:: Supplied material

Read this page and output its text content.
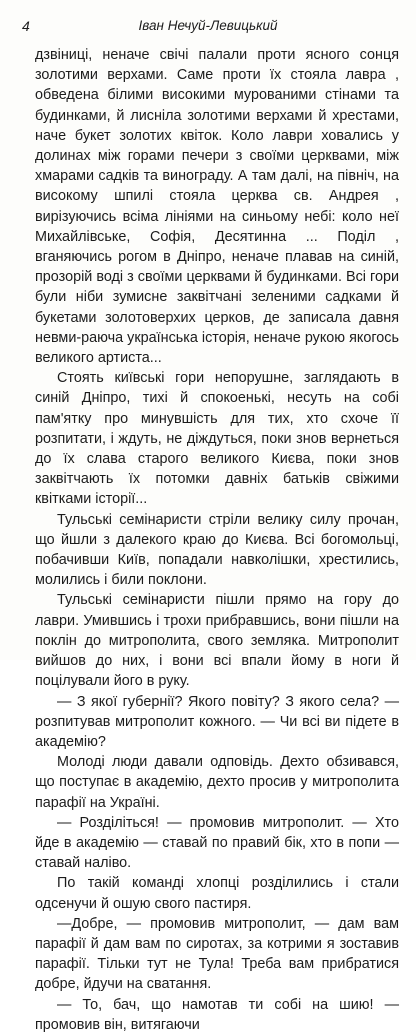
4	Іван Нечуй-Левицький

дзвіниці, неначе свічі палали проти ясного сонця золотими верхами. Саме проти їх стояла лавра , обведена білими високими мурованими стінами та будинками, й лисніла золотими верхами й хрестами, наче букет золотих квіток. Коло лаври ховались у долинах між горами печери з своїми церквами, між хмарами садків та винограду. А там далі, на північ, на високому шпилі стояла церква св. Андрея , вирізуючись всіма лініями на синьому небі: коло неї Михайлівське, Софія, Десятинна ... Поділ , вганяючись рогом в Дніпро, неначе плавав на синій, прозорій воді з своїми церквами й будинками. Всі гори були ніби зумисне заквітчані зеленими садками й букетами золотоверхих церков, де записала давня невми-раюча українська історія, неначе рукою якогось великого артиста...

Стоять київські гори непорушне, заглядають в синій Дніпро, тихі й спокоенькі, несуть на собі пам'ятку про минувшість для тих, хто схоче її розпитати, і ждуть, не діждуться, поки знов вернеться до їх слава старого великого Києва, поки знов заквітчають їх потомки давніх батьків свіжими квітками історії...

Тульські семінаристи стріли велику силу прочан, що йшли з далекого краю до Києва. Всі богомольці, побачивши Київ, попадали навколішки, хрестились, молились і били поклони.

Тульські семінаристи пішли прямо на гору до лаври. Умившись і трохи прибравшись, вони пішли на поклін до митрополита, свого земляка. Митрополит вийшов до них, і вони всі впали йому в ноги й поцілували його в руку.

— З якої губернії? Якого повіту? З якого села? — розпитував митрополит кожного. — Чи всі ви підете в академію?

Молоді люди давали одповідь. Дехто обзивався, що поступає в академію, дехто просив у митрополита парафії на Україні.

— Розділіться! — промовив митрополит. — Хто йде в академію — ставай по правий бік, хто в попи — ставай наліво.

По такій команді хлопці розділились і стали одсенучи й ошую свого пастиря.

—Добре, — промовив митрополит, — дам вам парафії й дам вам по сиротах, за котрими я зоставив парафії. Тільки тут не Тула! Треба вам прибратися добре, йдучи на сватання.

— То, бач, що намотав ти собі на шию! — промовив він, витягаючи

::::
:: Supplied material

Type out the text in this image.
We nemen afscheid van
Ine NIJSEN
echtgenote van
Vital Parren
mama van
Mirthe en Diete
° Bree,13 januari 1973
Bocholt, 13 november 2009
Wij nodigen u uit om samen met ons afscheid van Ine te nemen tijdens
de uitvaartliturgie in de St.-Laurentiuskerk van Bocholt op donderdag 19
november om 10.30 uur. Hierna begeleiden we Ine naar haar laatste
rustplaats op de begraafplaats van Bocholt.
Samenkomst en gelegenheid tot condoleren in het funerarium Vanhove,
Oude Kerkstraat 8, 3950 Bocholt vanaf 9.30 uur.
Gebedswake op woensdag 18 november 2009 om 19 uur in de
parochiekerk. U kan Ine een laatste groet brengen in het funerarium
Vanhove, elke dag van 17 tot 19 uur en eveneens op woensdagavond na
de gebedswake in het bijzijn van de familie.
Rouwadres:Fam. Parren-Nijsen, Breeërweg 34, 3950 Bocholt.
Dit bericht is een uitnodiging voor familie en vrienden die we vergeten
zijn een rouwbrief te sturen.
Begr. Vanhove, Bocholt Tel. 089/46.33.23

::::

» **Task brief**: Show, from the material above, each line that includes the string "afscheid".

» **Worked solution**:
We nemen afscheid van
Wij nodigen u uit om samen met ons afscheid van Ine te nemen tijdens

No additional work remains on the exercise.